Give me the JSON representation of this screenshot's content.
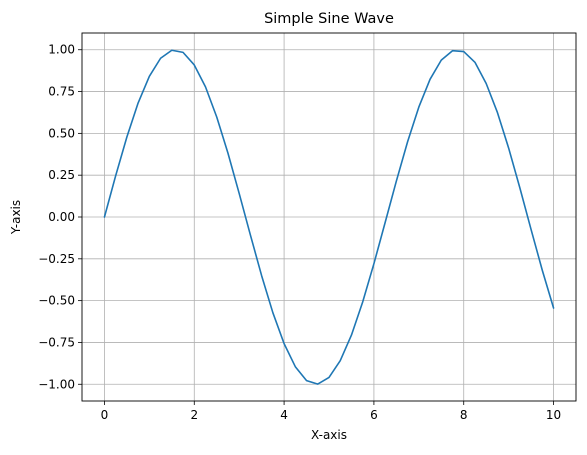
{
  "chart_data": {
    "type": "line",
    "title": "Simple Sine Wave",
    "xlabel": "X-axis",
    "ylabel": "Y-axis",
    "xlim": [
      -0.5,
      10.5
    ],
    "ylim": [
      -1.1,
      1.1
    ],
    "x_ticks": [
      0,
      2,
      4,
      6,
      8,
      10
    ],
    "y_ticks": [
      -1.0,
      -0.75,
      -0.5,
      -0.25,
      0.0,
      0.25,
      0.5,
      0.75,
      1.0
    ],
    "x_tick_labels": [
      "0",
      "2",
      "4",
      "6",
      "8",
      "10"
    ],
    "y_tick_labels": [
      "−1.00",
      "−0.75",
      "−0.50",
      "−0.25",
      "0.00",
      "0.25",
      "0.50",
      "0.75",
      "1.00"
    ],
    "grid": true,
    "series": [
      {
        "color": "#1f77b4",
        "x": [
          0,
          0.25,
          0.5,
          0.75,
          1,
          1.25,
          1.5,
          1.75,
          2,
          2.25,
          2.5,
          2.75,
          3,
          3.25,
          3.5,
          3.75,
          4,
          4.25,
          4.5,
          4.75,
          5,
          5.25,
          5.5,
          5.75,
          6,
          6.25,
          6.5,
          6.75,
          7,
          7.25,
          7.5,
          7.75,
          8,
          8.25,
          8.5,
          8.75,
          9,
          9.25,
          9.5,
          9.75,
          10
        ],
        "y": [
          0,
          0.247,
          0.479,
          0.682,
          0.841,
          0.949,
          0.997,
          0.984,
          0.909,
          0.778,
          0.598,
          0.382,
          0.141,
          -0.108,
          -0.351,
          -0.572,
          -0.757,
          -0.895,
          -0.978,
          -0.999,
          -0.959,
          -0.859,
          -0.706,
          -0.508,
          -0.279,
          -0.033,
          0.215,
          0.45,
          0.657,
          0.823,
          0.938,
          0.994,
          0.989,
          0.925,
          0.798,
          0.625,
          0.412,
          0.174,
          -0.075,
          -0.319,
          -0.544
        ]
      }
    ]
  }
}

__DIRECTIONS__
Each record above should be copied character for character, with pictures dropped.

__SOLUTION BELOW__
Give me the JSON representation of this screenshot's content.
{
  "chart_data": {
    "type": "line",
    "title": "Simple Sine Wave",
    "xlabel": "X-axis",
    "ylabel": "Y-axis",
    "xlim": [
      -0.5,
      10.5
    ],
    "ylim": [
      -1.1,
      1.1
    ],
    "x_ticks": [
      0,
      2,
      4,
      6,
      8,
      10
    ],
    "y_ticks": [
      -1.0,
      -0.75,
      -0.5,
      -0.25,
      0.0,
      0.25,
      0.5,
      0.75,
      1.0
    ],
    "x_tick_labels": [
      "0",
      "2",
      "4",
      "6",
      "8",
      "10"
    ],
    "y_tick_labels": [
      "−1.00",
      "−0.75",
      "−0.50",
      "−0.25",
      "0.00",
      "0.25",
      "0.50",
      "0.75",
      "1.00"
    ],
    "grid": true,
    "series": [
      {
        "color": "#1f77b4",
        "x": [
          0,
          0.25,
          0.5,
          0.75,
          1,
          1.25,
          1.5,
          1.75,
          2,
          2.25,
          2.5,
          2.75,
          3,
          3.25,
          3.5,
          3.75,
          4,
          4.25,
          4.5,
          4.75,
          5,
          5.25,
          5.5,
          5.75,
          6,
          6.25,
          6.5,
          6.75,
          7,
          7.25,
          7.5,
          7.75,
          8,
          8.25,
          8.5,
          8.75,
          9,
          9.25,
          9.5,
          9.75,
          10
        ],
        "y": [
          0,
          0.247,
          0.479,
          0.682,
          0.841,
          0.949,
          0.997,
          0.984,
          0.909,
          0.778,
          0.598,
          0.382,
          0.141,
          -0.108,
          -0.351,
          -0.572,
          -0.757,
          -0.895,
          -0.978,
          -0.999,
          -0.959,
          -0.859,
          -0.706,
          -0.508,
          -0.279,
          -0.033,
          0.215,
          0.45,
          0.657,
          0.823,
          0.938,
          0.994,
          0.989,
          0.925,
          0.798,
          0.625,
          0.412,
          0.174,
          -0.075,
          -0.319,
          -0.544
        ]
      }
    ]
  }
}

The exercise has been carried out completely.